§ TASK DESCRIPTION
In the excerpt below about the death of the food writer Vilyam Pokhlebkin, with what weapon was he killed?

§ DOCUMENT EXCERPT
※

March 15, 2008

James Meek in the Guardian:

On the afternoon of March 31 2000, Boris Pasternak, editor-in-chief of the Moscow publishing house Polifakt, drove to the suburb of Podolsk to look up one of his authors, the food writer and historian Vilyam Pokhlebkin. Pokhlebkin was late delivering the final manuscript of his new book, A Century Of Cooking, and had failed either to turn up for a scheduled meeting or to respond to telegrams. The writer had no phone. He had no fridge or TV, either, although he did have 50,000 books crammed into his apartment.

When Pokhlebkin failed to answer the door, Pasternak (grandson of the writer of Dr Zhivago) called the police, who broke in. They found the body of the 77-year-old writer on the floor, where it had evidently lain for several days. Pokhlebkin, a war veteran, had been stabbed to death with his own military dagger. Relatives said none of the valuable books or documents in the flat had been stolen. Eight years on, the murder remains unsolved.

※

§ RECORDS PROVIDED
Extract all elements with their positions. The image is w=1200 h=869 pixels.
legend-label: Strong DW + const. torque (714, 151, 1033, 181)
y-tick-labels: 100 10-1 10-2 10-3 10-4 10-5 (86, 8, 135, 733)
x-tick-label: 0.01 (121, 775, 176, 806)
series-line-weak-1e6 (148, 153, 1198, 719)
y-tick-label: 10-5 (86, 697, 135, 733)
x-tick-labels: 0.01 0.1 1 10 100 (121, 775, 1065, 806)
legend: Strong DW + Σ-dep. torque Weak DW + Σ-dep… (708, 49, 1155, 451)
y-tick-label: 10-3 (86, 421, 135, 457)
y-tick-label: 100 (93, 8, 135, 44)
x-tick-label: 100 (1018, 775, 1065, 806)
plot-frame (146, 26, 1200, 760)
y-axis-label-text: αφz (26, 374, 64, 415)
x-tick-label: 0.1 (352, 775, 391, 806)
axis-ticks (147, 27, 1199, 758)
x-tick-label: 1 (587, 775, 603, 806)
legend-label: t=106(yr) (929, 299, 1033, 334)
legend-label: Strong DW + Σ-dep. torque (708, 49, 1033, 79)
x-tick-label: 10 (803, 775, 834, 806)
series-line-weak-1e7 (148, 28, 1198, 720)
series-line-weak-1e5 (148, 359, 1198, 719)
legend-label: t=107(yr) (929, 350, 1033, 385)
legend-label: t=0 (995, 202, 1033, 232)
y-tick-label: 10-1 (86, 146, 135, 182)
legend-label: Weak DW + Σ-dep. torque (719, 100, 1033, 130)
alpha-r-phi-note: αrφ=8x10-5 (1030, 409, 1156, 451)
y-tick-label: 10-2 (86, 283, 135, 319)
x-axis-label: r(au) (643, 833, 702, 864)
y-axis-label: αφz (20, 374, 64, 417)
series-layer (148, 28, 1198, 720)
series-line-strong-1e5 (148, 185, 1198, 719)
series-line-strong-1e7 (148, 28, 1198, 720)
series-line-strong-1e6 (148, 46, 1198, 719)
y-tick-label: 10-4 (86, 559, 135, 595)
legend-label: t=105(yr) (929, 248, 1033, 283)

※

§ OUTPUT OF THE TASK
He was stabbed to death with his own military dagger.